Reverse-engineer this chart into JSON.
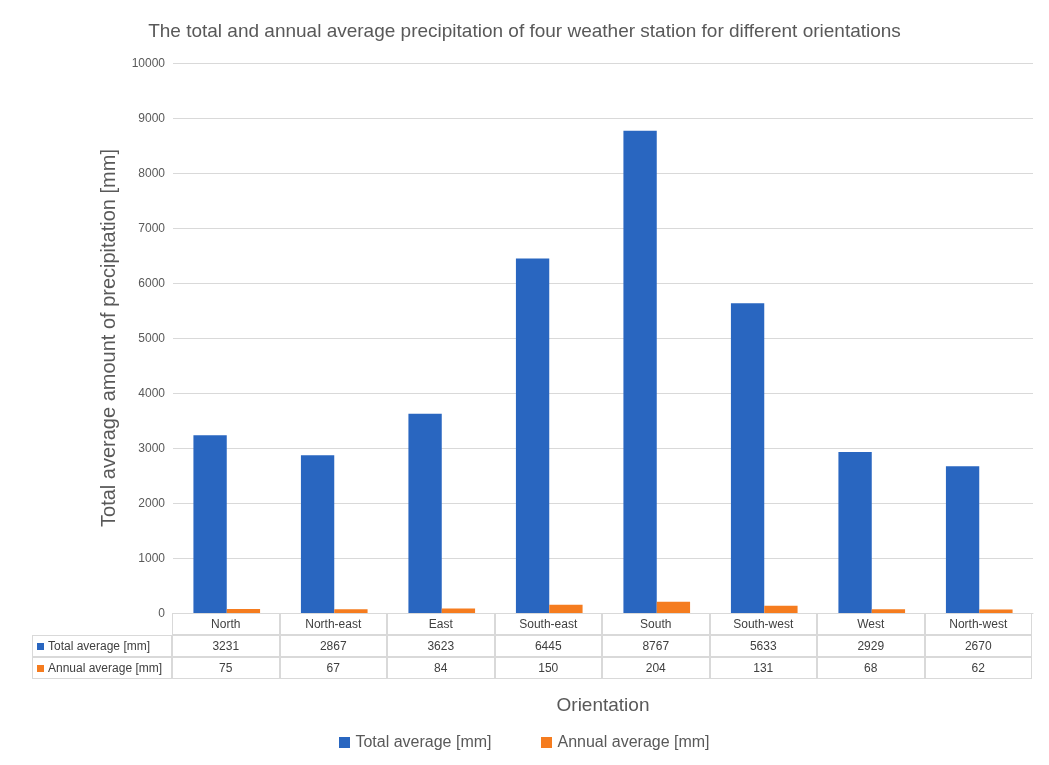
{
  "chart_data": {
    "type": "bar",
    "title": "The total and annual average precipitation of four weather station for different orientations",
    "xlabel": "Orientation",
    "ylabel": "Total average amount of precipitation [mm]",
    "categories": [
      "North",
      "North-east",
      "East",
      "South-east",
      "South",
      "South-west",
      "West",
      "North-west"
    ],
    "series": [
      {
        "name": "Total average [mm]",
        "color": "#2966c0",
        "values": [
          3231,
          2867,
          3623,
          6445,
          8767,
          5633,
          2929,
          2670
        ]
      },
      {
        "name": "Annual average [mm]",
        "color": "#f57c1f",
        "values": [
          75,
          67,
          84,
          150,
          204,
          131,
          68,
          62
        ]
      }
    ],
    "ylim": [
      0,
      10000
    ],
    "yticks": [
      0,
      1000,
      2000,
      3000,
      4000,
      5000,
      6000,
      7000,
      8000,
      9000,
      10000
    ],
    "grid": "y",
    "legend": "bottom",
    "data_labels": true
  }
}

════════

> What is being asked
Restate the data above word for word. Do not include the images.

> The completed task
Reverse-engineer this chart into JSON.
{
  "chart_data": {
    "type": "bar",
    "title": "The total and annual average precipitation of four weather station for different orientations",
    "xlabel": "Orientation",
    "ylabel": "Total average amount of precipitation [mm]",
    "categories": [
      "North",
      "North-east",
      "East",
      "South-east",
      "South",
      "South-west",
      "West",
      "North-west"
    ],
    "series": [
      {
        "name": "Total average [mm]",
        "color": "#2966c0",
        "values": [
          3231,
          2867,
          3623,
          6445,
          8767,
          5633,
          2929,
          2670
        ]
      },
      {
        "name": "Annual average [mm]",
        "color": "#f57c1f",
        "values": [
          75,
          67,
          84,
          150,
          204,
          131,
          68,
          62
        ]
      }
    ],
    "ylim": [
      0,
      10000
    ],
    "yticks": [
      0,
      1000,
      2000,
      3000,
      4000,
      5000,
      6000,
      7000,
      8000,
      9000,
      10000
    ],
    "grid": "y",
    "legend": "bottom",
    "data_labels": true
  }
}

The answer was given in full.